*What you need to do:* Scan the lines below for "plot"; report the number of lines that contain it, and only that.

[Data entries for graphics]

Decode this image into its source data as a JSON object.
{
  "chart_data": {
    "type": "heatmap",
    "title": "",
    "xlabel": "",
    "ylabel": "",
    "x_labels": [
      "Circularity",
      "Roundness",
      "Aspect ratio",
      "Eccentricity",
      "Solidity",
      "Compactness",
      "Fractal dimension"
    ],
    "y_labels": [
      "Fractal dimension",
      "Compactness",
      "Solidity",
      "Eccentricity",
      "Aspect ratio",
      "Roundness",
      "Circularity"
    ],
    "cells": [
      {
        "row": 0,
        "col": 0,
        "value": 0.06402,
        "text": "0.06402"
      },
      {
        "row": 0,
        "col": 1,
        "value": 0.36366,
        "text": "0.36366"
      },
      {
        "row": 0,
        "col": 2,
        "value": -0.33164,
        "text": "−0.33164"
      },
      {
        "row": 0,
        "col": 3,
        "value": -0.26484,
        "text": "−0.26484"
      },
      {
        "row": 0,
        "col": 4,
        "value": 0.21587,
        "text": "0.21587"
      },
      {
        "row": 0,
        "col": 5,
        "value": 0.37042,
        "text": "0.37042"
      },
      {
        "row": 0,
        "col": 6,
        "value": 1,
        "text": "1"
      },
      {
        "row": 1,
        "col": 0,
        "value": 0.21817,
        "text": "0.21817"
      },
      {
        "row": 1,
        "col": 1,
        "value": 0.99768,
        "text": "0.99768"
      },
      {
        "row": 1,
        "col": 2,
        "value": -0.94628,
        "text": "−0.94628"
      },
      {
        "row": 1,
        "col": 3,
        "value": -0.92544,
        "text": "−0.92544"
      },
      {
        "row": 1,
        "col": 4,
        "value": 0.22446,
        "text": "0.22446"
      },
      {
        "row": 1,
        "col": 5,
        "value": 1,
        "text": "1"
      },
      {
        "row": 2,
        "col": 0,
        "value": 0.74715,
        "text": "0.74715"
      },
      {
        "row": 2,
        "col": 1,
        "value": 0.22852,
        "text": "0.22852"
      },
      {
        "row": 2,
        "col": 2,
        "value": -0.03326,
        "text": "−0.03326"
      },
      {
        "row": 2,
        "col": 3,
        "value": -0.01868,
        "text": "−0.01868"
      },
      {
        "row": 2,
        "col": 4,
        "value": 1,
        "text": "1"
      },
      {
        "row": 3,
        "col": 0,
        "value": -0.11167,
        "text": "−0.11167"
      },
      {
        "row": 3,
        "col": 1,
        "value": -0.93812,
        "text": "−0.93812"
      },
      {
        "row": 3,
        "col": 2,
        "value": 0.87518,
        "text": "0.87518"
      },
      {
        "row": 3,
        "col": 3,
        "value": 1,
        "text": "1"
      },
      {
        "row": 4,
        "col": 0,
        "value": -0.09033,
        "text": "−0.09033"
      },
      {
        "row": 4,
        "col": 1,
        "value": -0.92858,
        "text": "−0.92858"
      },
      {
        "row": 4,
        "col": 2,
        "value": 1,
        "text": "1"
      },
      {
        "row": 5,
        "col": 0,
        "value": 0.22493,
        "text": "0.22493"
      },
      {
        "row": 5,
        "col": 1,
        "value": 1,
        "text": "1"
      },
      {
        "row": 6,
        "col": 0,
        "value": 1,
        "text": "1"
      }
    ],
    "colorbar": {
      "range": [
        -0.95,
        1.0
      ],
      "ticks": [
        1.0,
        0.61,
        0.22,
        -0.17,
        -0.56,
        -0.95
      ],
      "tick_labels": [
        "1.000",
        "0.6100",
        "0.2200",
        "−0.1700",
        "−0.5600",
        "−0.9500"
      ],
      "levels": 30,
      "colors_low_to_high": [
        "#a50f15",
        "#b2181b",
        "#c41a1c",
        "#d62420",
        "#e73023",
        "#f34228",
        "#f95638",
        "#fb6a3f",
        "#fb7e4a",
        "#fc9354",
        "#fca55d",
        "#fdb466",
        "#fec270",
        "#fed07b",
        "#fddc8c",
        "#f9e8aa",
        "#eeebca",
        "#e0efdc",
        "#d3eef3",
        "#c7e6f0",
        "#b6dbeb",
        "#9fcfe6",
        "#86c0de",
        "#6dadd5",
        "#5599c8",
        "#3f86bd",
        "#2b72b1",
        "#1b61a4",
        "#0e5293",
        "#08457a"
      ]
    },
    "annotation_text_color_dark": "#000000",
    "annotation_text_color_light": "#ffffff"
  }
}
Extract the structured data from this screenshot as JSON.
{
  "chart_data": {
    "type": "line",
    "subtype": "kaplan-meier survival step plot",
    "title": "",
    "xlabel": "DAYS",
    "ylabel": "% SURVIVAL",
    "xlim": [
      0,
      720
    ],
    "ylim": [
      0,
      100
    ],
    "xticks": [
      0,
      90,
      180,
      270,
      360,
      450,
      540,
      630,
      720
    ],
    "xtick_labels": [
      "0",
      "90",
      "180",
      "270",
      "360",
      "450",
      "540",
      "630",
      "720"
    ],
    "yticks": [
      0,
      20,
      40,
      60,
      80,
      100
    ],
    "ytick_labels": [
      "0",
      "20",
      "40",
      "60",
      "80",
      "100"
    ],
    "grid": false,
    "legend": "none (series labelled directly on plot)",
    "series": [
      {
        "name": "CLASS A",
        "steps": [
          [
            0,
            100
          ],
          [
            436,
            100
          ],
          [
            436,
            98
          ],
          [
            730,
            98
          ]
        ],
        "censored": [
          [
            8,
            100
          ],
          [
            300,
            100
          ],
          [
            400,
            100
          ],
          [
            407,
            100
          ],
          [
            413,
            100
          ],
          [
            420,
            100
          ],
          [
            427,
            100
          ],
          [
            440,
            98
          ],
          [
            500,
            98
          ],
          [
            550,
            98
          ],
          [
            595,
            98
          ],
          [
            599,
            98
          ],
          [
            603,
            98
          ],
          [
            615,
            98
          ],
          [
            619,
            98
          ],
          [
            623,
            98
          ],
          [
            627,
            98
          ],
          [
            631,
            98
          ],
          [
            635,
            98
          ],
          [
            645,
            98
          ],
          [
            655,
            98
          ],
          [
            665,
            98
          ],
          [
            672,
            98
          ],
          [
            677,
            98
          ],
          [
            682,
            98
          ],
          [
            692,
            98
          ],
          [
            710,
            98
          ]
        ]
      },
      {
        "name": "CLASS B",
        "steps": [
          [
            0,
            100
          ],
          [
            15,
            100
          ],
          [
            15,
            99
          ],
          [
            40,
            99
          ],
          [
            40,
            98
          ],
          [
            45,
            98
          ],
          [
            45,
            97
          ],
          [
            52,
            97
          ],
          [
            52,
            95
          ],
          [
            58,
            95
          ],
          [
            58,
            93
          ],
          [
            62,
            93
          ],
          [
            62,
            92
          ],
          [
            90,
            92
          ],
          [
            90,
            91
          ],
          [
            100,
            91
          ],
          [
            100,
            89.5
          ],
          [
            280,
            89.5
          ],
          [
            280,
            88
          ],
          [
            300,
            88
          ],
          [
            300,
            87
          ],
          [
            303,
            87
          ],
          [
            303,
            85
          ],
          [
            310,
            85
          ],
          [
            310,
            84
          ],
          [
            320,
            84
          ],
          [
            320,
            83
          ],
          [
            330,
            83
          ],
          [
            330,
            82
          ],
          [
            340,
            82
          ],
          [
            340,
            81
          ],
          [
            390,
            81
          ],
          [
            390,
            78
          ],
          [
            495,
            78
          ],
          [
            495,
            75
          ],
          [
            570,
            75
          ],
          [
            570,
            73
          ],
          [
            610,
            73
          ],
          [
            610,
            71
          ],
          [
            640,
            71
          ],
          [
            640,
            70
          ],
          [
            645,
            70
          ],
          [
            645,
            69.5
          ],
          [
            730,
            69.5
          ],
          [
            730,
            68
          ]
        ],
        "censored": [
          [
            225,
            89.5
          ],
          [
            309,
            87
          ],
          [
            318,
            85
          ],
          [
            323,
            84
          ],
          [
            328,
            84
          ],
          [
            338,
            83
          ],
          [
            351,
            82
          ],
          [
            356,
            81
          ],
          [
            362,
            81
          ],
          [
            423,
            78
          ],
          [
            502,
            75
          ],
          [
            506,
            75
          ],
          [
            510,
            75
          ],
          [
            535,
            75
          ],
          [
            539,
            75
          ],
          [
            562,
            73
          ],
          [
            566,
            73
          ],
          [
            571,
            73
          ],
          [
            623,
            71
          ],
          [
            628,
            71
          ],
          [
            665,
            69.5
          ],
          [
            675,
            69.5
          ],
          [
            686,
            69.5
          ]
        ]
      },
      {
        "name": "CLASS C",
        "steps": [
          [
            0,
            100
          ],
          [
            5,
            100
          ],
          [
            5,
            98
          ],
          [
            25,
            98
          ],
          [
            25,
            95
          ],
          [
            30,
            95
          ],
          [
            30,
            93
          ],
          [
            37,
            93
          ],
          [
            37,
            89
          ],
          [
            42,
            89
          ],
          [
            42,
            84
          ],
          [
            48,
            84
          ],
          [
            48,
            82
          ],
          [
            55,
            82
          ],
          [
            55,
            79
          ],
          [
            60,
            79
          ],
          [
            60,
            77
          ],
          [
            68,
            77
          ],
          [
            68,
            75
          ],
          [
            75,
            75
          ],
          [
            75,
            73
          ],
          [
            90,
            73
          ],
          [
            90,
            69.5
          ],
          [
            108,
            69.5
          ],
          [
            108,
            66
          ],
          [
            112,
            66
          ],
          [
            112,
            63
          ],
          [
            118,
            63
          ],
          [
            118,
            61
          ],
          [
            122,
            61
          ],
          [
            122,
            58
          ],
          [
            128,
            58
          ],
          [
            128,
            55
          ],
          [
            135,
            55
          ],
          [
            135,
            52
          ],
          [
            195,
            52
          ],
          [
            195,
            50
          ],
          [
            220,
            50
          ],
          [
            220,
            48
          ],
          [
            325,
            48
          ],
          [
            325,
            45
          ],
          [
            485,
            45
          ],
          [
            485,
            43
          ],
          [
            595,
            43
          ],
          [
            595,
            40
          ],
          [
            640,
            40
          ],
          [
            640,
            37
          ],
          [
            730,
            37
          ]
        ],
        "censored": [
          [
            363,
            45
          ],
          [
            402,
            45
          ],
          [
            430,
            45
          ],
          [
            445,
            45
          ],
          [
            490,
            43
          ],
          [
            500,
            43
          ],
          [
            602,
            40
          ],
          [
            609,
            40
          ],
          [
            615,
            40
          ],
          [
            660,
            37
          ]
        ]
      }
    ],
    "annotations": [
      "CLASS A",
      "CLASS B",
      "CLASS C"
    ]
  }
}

*Answer to this task:* 2